Rewrite the material, from its first line through the line containing "Indonesia xyxy=(421,523,454,535)", as a Markdown table with the columns Row and Material line. Give each line its own numbered row and leave out blank lines.

## Start

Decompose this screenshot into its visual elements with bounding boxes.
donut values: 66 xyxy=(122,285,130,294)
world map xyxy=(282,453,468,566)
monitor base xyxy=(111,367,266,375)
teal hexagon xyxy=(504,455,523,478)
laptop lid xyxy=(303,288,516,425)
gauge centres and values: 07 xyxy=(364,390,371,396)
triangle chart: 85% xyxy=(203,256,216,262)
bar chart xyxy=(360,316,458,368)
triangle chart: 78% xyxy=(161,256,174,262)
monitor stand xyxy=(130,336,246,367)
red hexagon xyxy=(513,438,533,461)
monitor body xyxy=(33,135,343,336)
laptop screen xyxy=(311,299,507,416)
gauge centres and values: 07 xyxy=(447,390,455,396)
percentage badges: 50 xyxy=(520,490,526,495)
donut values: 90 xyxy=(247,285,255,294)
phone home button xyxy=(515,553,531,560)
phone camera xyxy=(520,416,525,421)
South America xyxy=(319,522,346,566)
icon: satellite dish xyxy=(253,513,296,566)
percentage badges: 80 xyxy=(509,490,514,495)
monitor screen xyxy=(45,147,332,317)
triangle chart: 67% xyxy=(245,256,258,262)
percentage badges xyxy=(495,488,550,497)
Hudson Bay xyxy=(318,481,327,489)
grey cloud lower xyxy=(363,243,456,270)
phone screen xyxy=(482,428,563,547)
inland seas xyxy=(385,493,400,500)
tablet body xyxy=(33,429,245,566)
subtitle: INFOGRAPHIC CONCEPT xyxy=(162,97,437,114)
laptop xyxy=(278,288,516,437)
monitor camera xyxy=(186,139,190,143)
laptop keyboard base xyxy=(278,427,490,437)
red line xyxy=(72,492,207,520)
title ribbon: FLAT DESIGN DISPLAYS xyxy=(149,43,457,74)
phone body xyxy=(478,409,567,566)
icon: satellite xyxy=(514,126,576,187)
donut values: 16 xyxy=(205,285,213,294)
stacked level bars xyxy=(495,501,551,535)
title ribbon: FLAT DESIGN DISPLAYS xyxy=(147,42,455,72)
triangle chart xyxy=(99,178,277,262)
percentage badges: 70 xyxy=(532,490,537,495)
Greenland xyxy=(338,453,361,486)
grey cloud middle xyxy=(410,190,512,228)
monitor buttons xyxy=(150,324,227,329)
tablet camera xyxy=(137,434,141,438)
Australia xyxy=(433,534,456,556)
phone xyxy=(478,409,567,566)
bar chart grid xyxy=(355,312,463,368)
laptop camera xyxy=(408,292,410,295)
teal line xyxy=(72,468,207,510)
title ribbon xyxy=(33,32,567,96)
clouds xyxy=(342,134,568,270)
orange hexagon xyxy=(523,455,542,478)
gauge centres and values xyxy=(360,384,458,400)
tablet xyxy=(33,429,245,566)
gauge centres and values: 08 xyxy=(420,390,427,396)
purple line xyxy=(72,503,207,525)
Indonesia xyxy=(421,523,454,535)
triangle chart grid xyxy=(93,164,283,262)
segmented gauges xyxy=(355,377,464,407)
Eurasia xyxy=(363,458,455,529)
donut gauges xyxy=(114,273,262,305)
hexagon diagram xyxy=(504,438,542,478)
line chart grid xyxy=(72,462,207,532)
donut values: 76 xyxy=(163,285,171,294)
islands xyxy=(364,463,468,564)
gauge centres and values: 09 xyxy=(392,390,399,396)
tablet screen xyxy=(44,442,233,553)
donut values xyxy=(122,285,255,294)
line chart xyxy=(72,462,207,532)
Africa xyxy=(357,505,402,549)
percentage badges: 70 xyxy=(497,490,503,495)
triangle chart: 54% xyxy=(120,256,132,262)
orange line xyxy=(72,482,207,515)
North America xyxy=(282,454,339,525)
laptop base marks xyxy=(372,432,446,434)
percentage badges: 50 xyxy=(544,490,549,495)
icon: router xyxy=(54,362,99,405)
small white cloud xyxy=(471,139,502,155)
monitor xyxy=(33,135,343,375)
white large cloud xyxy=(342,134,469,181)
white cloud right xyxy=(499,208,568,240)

## End

◆ **Written answer**:
| Row | Material line |
|---|---|
| 1 | Decompose this screenshot into its visual elements with bounding boxes. |
| 2 | donut values: 66 xyxy=(122,285,130,294) |
| 3 | world map xyxy=(282,453,468,566) |
| 4 | monitor base xyxy=(111,367,266,375) |
| 5 | teal hexagon xyxy=(504,455,523,478) |
| 6 | laptop lid xyxy=(303,288,516,425) |
| 7 | gauge centres and values: 07 xyxy=(364,390,371,396) |
| 8 | triangle chart: 85% xyxy=(203,256,216,262) |
| 9 | bar chart xyxy=(360,316,458,368) |
| 10 | triangle chart: 78% xyxy=(161,256,174,262) |
| 11 | monitor stand xyxy=(130,336,246,367) |
| 12 | red hexagon xyxy=(513,438,533,461) |
| 13 | monitor body xyxy=(33,135,343,336) |
| 14 | laptop screen xyxy=(311,299,507,416) |
| 15 | gauge centres and values: 07 xyxy=(447,390,455,396) |
| 16 | percentage badges: 50 xyxy=(520,490,526,495) |
| 17 | donut values: 90 xyxy=(247,285,255,294) |
| 18 | phone home button xyxy=(515,553,531,560) |
| 19 | phone camera xyxy=(520,416,525,421) |
| 20 | South America xyxy=(319,522,346,566) |
| 21 | icon: satellite dish xyxy=(253,513,296,566) |
| 22 | percentage badges: 80 xyxy=(509,490,514,495) |
| 23 | monitor screen xyxy=(45,147,332,317) |
| 24 | triangle chart: 67% xyxy=(245,256,258,262) |
| 25 | percentage badges xyxy=(495,488,550,497) |
| 26 | Hudson Bay xyxy=(318,481,327,489) |
| 27 | grey cloud lower xyxy=(363,243,456,270) |
| 28 | phone screen xyxy=(482,428,563,547) |
| 29 | inland seas xyxy=(385,493,400,500) |
| 30 | tablet body xyxy=(33,429,245,566) |
| 31 | subtitle: INFOGRAPHIC CONCEPT xyxy=(162,97,437,114) |
| 32 | laptop xyxy=(278,288,516,437) |
| 33 | monitor camera xyxy=(186,139,190,143) |
| 34 | laptop keyboard base xyxy=(278,427,490,437) |
| 35 | red line xyxy=(72,492,207,520) |
| 36 | title ribbon: FLAT DESIGN DISPLAYS xyxy=(149,43,457,74) |
| 37 | phone body xyxy=(478,409,567,566) |
| 38 | icon: satellite xyxy=(514,126,576,187) |
| 39 | donut values: 16 xyxy=(205,285,213,294) |
| 40 | stacked level bars xyxy=(495,501,551,535) |
| 41 | title ribbon: FLAT DESIGN DISPLAYS xyxy=(147,42,455,72) |
| 42 | triangle chart xyxy=(99,178,277,262) |
| 43 | percentage badges: 70 xyxy=(532,490,537,495) |
| 44 | Greenland xyxy=(338,453,361,486) |
| 45 | grey cloud middle xyxy=(410,190,512,228) |
| 46 | monitor buttons xyxy=(150,324,227,329) |
| 47 | tablet camera xyxy=(137,434,141,438) |
| 48 | Australia xyxy=(433,534,456,556) |
| 49 | phone xyxy=(478,409,567,566) |
| 50 | bar chart grid xyxy=(355,312,463,368) |
| 51 | laptop camera xyxy=(408,292,410,295) |
| 52 | teal line xyxy=(72,468,207,510) |
| 53 | title ribbon xyxy=(33,32,567,96) |
| 54 | clouds xyxy=(342,134,568,270) |
| 55 | orange hexagon xyxy=(523,455,542,478) |
| 56 | gauge centres and values xyxy=(360,384,458,400) |
| 57 | tablet xyxy=(33,429,245,566) |
| 58 | gauge centres and values: 08 xyxy=(420,390,427,396) |
| 59 | purple line xyxy=(72,503,207,525) |
| 60 | Indonesia xyxy=(421,523,454,535) |